Written task
Copy every line of the following material without changing any character, spacing, or line order.

|---|

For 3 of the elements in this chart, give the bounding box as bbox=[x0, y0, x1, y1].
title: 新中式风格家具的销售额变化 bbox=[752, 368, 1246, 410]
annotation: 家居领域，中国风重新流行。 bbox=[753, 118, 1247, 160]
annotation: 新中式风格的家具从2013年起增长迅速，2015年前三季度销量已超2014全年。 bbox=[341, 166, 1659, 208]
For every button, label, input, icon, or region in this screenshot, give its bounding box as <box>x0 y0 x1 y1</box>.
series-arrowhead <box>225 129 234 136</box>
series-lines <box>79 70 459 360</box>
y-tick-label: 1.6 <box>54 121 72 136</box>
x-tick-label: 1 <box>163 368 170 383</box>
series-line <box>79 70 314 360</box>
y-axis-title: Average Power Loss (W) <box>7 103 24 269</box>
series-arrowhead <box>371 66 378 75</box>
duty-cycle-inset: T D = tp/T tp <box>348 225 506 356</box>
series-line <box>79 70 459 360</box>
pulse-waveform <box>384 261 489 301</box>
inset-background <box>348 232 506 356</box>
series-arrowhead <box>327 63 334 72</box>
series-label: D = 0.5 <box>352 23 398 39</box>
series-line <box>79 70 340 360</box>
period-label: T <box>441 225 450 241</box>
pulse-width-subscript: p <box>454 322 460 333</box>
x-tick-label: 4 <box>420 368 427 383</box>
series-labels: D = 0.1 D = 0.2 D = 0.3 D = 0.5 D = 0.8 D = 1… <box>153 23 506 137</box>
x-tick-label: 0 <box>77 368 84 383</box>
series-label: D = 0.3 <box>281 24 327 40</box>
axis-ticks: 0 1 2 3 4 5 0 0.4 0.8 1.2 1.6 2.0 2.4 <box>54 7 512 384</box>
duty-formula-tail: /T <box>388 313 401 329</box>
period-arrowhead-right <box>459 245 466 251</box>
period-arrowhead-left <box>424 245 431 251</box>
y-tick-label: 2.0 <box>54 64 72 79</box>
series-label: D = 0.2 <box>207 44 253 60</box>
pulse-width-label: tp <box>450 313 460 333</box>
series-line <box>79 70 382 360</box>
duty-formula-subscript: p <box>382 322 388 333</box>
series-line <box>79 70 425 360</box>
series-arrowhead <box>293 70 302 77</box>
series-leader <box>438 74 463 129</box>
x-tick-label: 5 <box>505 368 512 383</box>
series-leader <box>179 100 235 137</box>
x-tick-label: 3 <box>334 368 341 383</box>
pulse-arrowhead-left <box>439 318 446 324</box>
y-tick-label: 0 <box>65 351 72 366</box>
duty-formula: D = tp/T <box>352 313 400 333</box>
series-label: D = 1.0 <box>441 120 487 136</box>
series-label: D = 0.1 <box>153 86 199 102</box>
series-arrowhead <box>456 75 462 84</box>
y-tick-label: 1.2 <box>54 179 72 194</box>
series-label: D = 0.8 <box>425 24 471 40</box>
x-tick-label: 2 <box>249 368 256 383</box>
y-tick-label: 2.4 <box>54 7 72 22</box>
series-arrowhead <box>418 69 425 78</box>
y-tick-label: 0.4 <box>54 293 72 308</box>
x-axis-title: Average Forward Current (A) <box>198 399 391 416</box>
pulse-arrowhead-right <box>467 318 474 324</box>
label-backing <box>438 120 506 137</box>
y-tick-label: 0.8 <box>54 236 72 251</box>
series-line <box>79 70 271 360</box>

|---|

Answer for the task
For 3 of the elements in this chart, give the bounding box as bbox=[x0, y0, x1, y1].
title: 新中式风格家具的销售额变化 bbox=[752, 368, 1246, 410]
annotation: 家居领域，中国风重新流行。 bbox=[753, 118, 1247, 160]
annotation: 新中式风格的家具从2013年起增长迅速，2015年前三季度销量已超2014全年。 bbox=[341, 166, 1659, 208]
For every button, label, input, icon, or region in this screenshot, give its bounding box as <box>x0 y0 x1 y1</box>.
series-arrowhead <box>225 129 234 136</box>
series-lines <box>79 70 459 360</box>
y-tick-label: 1.6 <box>54 121 72 136</box>
x-tick-label: 1 <box>163 368 170 383</box>
series-line <box>79 70 314 360</box>
y-axis-title: Average Power Loss (W) <box>7 103 24 269</box>
series-arrowhead <box>371 66 378 75</box>
duty-cycle-inset: T D = tp/T tp <box>348 225 506 356</box>
series-line <box>79 70 459 360</box>
pulse-waveform <box>384 261 489 301</box>
inset-background <box>348 232 506 356</box>
series-arrowhead <box>327 63 334 72</box>
series-label: D = 0.5 <box>352 23 398 39</box>
series-line <box>79 70 340 360</box>
period-label: T <box>441 225 450 241</box>
pulse-width-subscript: p <box>454 322 460 333</box>
x-tick-label: 4 <box>420 368 427 383</box>
series-labels: D = 0.1 D = 0.2 D = 0.3 D = 0.5 D = 0.8 D = 1… <box>153 23 506 137</box>
x-tick-label: 0 <box>77 368 84 383</box>
series-label: D = 0.3 <box>281 24 327 40</box>
axis-ticks: 0 1 2 3 4 5 0 0.4 0.8 1.2 1.6 2.0 2.4 <box>54 7 512 384</box>
duty-formula-tail: /T <box>388 313 401 329</box>
period-arrowhead-right <box>459 245 466 251</box>
period-arrowhead-left <box>424 245 431 251</box>
y-tick-label: 2.0 <box>54 64 72 79</box>
series-label: D = 0.2 <box>207 44 253 60</box>
pulse-width-label: tp <box>450 313 460 333</box>
series-line <box>79 70 382 360</box>
duty-formula-subscript: p <box>382 322 388 333</box>
series-line <box>79 70 425 360</box>
series-arrowhead <box>293 70 302 77</box>
series-leader <box>438 74 463 129</box>
x-tick-label: 5 <box>505 368 512 383</box>
series-leader <box>179 100 235 137</box>
x-tick-label: 3 <box>334 368 341 383</box>
pulse-arrowhead-left <box>439 318 446 324</box>
y-tick-label: 0 <box>65 351 72 366</box>
duty-formula: D = tp/T <box>352 313 400 333</box>
series-label: D = 1.0 <box>441 120 487 136</box>
series-label: D = 0.1 <box>153 86 199 102</box>
series-arrowhead <box>456 75 462 84</box>
y-tick-label: 1.2 <box>54 179 72 194</box>
series-label: D = 0.8 <box>425 24 471 40</box>
x-tick-label: 2 <box>249 368 256 383</box>
y-tick-label: 2.4 <box>54 7 72 22</box>
series-arrowhead <box>418 69 425 78</box>
y-tick-label: 0.4 <box>54 293 72 308</box>
x-axis-title: Average Forward Current (A) <box>198 399 391 416</box>
pulse-arrowhead-right <box>467 318 474 324</box>
label-backing <box>438 120 506 137</box>
y-tick-label: 0.8 <box>54 236 72 251</box>
series-line <box>79 70 271 360</box>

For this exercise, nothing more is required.